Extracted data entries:

━━━

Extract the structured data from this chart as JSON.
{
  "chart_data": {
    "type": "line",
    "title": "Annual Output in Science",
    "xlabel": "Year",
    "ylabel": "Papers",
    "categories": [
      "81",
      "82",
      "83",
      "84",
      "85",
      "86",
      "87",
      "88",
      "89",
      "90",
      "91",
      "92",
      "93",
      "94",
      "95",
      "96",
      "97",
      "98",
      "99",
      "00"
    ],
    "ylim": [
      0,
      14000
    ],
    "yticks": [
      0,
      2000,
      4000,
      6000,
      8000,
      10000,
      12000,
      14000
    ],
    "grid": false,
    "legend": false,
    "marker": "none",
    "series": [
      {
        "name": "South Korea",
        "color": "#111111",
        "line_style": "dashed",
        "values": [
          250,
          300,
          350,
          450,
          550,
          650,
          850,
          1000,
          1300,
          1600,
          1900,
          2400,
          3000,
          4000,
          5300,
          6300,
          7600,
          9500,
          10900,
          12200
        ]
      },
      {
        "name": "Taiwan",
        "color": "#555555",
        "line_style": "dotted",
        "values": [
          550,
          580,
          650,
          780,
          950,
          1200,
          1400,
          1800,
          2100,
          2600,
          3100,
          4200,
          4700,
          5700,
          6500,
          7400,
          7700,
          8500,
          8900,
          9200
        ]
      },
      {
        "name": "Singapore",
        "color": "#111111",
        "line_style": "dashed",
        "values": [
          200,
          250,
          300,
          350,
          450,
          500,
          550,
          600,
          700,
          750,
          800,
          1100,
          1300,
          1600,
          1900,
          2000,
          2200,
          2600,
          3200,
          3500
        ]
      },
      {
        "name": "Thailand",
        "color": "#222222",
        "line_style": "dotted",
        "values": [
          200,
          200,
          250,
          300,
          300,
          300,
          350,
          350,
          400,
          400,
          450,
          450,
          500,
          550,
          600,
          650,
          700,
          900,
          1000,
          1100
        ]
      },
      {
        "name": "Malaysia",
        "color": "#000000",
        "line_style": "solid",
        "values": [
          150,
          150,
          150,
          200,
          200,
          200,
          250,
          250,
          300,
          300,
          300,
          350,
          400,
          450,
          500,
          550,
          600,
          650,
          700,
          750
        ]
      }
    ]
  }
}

━━━

DIRECTIONS:
Everything in the listing above should be restated exactly.

ANSWER TO THIS EXERCISE:
Extract the structured data from this chart as JSON.
{
  "chart_data": {
    "type": "line",
    "title": "Annual Output in Science",
    "xlabel": "Year",
    "ylabel": "Papers",
    "categories": [
      "81",
      "82",
      "83",
      "84",
      "85",
      "86",
      "87",
      "88",
      "89",
      "90",
      "91",
      "92",
      "93",
      "94",
      "95",
      "96",
      "97",
      "98",
      "99",
      "00"
    ],
    "ylim": [
      0,
      14000
    ],
    "yticks": [
      0,
      2000,
      4000,
      6000,
      8000,
      10000,
      12000,
      14000
    ],
    "grid": false,
    "legend": false,
    "marker": "none",
    "series": [
      {
        "name": "South Korea",
        "color": "#111111",
        "line_style": "dashed",
        "values": [
          250,
          300,
          350,
          450,
          550,
          650,
          850,
          1000,
          1300,
          1600,
          1900,
          2400,
          3000,
          4000,
          5300,
          6300,
          7600,
          9500,
          10900,
          12200
        ]
      },
      {
        "name": "Taiwan",
        "color": "#555555",
        "line_style": "dotted",
        "values": [
          550,
          580,
          650,
          780,
          950,
          1200,
          1400,
          1800,
          2100,
          2600,
          3100,
          4200,
          4700,
          5700,
          6500,
          7400,
          7700,
          8500,
          8900,
          9200
        ]
      },
      {
        "name": "Singapore",
        "color": "#111111",
        "line_style": "dashed",
        "values": [
          200,
          250,
          300,
          350,
          450,
          500,
          550,
          600,
          700,
          750,
          800,
          1100,
          1300,
          1600,
          1900,
          2000,
          2200,
          2600,
          3200,
          3500
        ]
      },
      {
        "name": "Thailand",
        "color": "#222222",
        "line_style": "dotted",
        "values": [
          200,
          200,
          250,
          300,
          300,
          300,
          350,
          350,
          400,
          400,
          450,
          450,
          500,
          550,
          600,
          650,
          700,
          900,
          1000,
          1100
        ]
      },
      {
        "name": "Malaysia",
        "color": "#000000",
        "line_style": "solid",
        "values": [
          150,
          150,
          150,
          200,
          200,
          200,
          250,
          250,
          300,
          300,
          300,
          350,
          400,
          450,
          500,
          550,
          600,
          650,
          700,
          750
        ]
      }
    ]
  }
}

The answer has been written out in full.